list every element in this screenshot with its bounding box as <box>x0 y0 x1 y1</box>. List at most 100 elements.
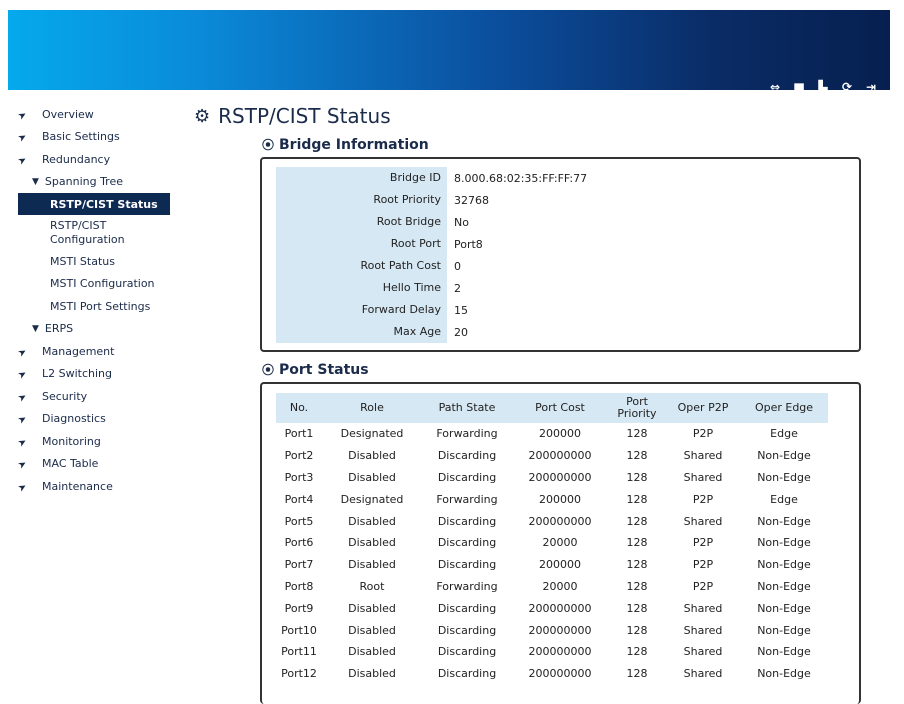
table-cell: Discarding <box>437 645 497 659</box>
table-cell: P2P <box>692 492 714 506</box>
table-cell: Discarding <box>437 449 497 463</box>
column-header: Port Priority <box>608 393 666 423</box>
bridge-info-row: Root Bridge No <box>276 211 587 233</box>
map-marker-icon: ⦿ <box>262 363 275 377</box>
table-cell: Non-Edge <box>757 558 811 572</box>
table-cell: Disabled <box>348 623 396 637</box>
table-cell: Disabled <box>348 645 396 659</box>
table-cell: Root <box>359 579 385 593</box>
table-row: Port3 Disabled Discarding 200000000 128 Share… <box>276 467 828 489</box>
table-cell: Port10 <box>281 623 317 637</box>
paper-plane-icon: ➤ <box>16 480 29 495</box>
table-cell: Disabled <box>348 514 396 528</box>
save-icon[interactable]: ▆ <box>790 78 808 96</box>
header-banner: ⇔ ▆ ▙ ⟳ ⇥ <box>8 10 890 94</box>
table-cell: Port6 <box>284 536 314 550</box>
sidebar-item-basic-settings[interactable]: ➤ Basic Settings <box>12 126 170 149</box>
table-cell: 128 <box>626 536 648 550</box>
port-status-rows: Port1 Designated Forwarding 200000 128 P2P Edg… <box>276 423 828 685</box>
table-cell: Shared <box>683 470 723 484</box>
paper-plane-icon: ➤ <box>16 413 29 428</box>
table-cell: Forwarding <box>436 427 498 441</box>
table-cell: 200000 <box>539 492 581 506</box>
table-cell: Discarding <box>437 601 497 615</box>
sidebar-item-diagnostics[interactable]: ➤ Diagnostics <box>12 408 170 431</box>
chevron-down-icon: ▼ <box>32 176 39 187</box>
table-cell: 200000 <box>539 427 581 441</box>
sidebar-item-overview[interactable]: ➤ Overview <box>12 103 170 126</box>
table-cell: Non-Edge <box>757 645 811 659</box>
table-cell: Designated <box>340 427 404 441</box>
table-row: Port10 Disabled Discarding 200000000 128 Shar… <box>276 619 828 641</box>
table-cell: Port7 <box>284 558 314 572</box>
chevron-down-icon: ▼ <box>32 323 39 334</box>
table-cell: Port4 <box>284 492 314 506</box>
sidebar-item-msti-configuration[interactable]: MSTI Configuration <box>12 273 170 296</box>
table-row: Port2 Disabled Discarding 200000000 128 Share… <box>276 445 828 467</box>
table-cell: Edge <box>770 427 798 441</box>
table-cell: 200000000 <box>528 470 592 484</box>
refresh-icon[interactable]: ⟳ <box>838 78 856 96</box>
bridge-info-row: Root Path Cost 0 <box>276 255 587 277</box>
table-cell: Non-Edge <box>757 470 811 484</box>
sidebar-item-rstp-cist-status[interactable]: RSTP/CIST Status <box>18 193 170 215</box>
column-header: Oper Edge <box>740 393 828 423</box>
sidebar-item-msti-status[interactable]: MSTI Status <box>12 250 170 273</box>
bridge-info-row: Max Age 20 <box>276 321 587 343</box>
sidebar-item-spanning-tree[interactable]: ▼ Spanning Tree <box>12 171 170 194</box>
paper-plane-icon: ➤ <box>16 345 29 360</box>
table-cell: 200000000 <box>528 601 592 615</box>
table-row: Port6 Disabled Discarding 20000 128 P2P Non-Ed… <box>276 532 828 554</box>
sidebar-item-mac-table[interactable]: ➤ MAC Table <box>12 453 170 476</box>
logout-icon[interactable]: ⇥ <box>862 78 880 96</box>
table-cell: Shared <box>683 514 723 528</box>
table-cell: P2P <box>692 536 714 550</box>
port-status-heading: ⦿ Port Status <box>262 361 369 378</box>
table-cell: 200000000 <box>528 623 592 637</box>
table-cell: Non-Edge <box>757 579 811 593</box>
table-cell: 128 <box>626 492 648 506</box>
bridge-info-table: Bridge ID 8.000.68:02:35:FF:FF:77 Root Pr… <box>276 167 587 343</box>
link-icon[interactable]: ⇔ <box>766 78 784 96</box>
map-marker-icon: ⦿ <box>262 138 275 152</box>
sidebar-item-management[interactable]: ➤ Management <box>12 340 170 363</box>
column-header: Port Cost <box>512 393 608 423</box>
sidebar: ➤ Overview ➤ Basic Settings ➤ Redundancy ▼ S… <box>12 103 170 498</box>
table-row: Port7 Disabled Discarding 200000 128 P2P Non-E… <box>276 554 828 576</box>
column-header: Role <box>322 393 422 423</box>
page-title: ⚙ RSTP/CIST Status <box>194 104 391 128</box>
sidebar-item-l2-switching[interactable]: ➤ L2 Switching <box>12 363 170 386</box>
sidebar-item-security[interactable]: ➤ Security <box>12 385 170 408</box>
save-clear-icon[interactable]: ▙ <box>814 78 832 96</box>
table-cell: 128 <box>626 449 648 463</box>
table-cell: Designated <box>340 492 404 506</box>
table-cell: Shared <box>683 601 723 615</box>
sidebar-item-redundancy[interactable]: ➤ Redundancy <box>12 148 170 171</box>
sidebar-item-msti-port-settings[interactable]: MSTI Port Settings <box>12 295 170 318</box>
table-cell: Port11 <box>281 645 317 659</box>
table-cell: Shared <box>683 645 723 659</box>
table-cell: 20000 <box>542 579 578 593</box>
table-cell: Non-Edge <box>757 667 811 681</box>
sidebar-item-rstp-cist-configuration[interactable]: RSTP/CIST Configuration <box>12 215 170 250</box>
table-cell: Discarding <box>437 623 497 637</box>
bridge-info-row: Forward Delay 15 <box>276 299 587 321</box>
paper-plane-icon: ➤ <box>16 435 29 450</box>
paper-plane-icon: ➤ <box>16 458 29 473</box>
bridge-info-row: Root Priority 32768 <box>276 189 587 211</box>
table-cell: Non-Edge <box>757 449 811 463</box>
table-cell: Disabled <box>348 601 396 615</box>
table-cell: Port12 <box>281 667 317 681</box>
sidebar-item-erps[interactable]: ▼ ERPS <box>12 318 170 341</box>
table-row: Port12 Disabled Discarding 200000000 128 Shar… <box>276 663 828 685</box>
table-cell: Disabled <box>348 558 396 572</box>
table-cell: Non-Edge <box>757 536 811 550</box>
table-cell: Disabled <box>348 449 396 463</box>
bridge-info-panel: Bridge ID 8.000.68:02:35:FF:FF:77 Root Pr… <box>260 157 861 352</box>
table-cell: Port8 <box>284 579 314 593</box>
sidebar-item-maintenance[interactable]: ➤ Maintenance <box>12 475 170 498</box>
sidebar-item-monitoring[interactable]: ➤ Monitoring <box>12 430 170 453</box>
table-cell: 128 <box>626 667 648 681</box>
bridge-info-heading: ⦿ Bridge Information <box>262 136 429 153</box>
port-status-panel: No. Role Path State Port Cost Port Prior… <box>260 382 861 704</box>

--

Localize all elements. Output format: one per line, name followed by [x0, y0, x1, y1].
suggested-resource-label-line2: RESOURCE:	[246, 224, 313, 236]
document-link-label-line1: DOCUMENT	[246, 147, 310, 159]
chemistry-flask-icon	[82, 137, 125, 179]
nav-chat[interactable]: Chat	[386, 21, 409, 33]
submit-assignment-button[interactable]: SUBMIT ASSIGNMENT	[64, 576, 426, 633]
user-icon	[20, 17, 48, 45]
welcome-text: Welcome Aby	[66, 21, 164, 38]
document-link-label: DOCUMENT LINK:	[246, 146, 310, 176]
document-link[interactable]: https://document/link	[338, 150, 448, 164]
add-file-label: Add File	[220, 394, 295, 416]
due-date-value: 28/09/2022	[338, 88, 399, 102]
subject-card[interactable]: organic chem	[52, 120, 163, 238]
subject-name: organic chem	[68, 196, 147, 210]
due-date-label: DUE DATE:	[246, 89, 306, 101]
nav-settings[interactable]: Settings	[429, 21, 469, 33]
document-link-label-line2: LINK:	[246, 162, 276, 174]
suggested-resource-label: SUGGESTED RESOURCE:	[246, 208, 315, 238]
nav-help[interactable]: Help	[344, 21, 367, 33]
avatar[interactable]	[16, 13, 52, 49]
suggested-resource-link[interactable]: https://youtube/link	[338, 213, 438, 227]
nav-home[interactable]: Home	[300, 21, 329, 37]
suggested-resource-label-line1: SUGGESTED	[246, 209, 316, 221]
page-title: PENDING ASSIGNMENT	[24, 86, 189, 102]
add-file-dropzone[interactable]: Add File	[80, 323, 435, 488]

> **Exercise details**
Substitute "Forwarding" for "Discarding" in the material from the line with "table-cell: Discarding <box>437 645" up to and including the line with "map-marker-icon: ⦿ <box>262 363 275 377</box>", and write out only those lines with nothing else changed.

> **Solved problem**
table-cell: Forwarding <box>437 645 497 659</box>
table-cell: P2P <box>692 492 714 506</box>
table-cell: Forwarding <box>437 449 497 463</box>
column-header: Port Priority <box>608 393 666 423</box>
bridge-info-row: Root Bridge No <box>276 211 587 233</box>
map-marker-icon: ⦿ <box>262 363 275 377</box>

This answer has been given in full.